2. A fondamento dell’istanza dedusse di avere lasciato il proprio Paese dopo che, essendosi fidanzato con una ragazza di fede musulmana, ed essendo egli di fede cristiana, i parenti della sua fidanzata lo minacciarono di morte e di gravi lesioni se avesse proseguito nella relazione.

3. La Commissione Territoriale rigettò l’istanza.

Avverso tale provvedimento O.K. propose, ai sensi del D.Lgs. 28 gennaio 2008, n. 25, art. 35, ricorso dinanzi al Tribunale di Perugia, che la rigettò con ordinanza 24.8.2018.

Tale ordinanza, appellata dal soccombente, è stata confermata dalla Corte d’appello di Perugia con sentenza 26.7.2019.

Quest’ultima ritenne che:

-) lo status di rifugiato non potesse essere concesso perchè i fatti narrati dal richiedente evidenziavano una vicenda privata, e non una persecuzione ai sensi del D.Lgs. n. 251 del 2007;

-) la protezione sussidiaria di cui al D.Lgs. n. 251 del 2007, art. 14, lett. a) e b), non potessero essere concessi sia perchè il racconto del richiedente era inattendibile, sia perchè “dalla narrazione dei fatti non emergono timori di subire un grave danno richiesto dalla normativa in esame, quali eventuali condanne a morte o torture”;

-) la protezione sussidiaria di cui al D.Lgs. n. 251 del 2007, art. 14, lett. c), non potesse essere concessa, perchè nel Paese d’origine del richiedente non esisteva una situazione di violenza indiscriminata derivante da conflitto armato;

-) la protezione umanitaria di cui al D.Lgs. n. 286 del 1998, art. 5, non potesse essere concessa in quanto il richiedente “non sembra versare in una situazione di particolare fragilità”.

4. Il provvedimento della Corte d’appello è stato impugnato per cassazione da O.K. con ricorso fondato su tre motivi. Il Ministero dell’Interno non si è difeso.

Diritto

RAGIONI DELLA DECISIONE

1. Col primo motivo il ricorrente lamenta, ai sensi dell’art. 360 c.p.c., n. 3, la violazione della convenzione di Ginevra sui rifugiati e della direttiva 2004/83.

Nella illustrazione del motivo si sostiene che la Corte d’appello non avrebbe assolto il dovere di cooperazione istruttoria “circa la rilevanza dei conflitti interreligiosi” nel paese di provenienza.

1.1. Il motivo è infondato.

La Corte d’appello ha rigettato la domanda di rifugio e quella di protezione sussidiaria sulla base di un presupposto di diritto, e non di fatto: e cioè che le vicende narrate dal richiedente avevano natura puramente privata, e non costituivano una persecuzione.

Estratto dei dati:

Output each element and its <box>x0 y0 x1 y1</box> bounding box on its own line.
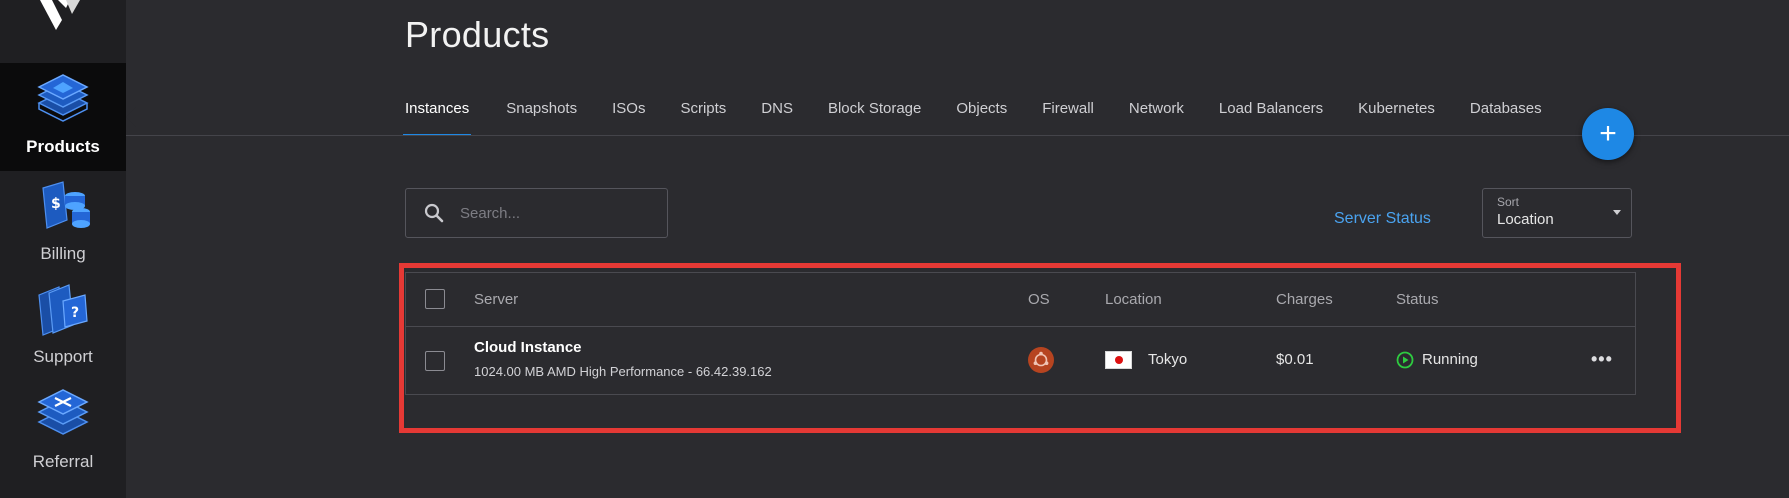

Consegna:
Prosegui il testo sul ricorso per la protezione internazionale, riprendendo subito dopo la sua ultima frase.

Risultato dell'esercizio:
Tale valutazione non viene censurata dal ricorrente col motivo in esame.

Sicchè, una volta qualificati i fatti posti a fondamento della domanda come non integranti gli estremi della “persecuzione” D.Lgs. n. 251 del 2007, ex art. 7, la Corte d’appello non aveva alcun obbligo di cooperazione istruttoria.

Ne l’attore si duole, nel motivo in esame, dell’affermazione concernente l’insussistenza in Nigeria di una situazione di conflitto armato.

2. Col secondo motivo il ricorrente lamenta la violazione del D.Lgs. n. 286 del 1998, artt. 5 e 6, ai sensi dell’art. 360 c.p.c., n. 3. Il motivo investe il rigetto della domanda di protezione umanitaria.

Sostiene il ricorrente che la Corte d’appello ha rigettato la suddetta domanda sulla base di una motivazione solo apparente, e senza compiere alcuna comparazione tra il contesto di vita attuale del ricorrente in Italia (il ricorrente non precisa quale sia tale contesto), e quello di provenienza.

2.1. Il motivo è inammissibile per totale difetto di illustrazione, ai sensi dell’art. 366 c.p.c., n. 4: il ricorrente, infatti, si duole della omissione, da parte della Corte d’appello, del giudizio di comparazione fra la situazione da lui conseguita in Italia e la situazione del paese di origine. E tuttavia la illustrazione del motivo nulla dice:

-) su quale sia questa “situazione raggiunta in Italia”;

-) quali sarebbero i suoi diritti inviolabili che, in caso di rimpatrio, verrebbero violati.

3. Col terzo motivo il ricorrente lamenta il vizio di omessa pronuncia, ex art. 360 c.p.c., n. 4.

Sostiene che la sentenza avrebbe omesso di esaminare la domanda “tesa al riconoscimento del diritto di asilo costituzionale, domanda avanzata in via subordinata dal ricorrente”.

3.1. Il motivo è innanzitutto inammissibile, in quanto la proposizione di tale domanda dalla sentenza d’appello non risulta avvenuta nei gradi di merito, e il ricorrente non indica in quale atto fu proposta e in quali termini.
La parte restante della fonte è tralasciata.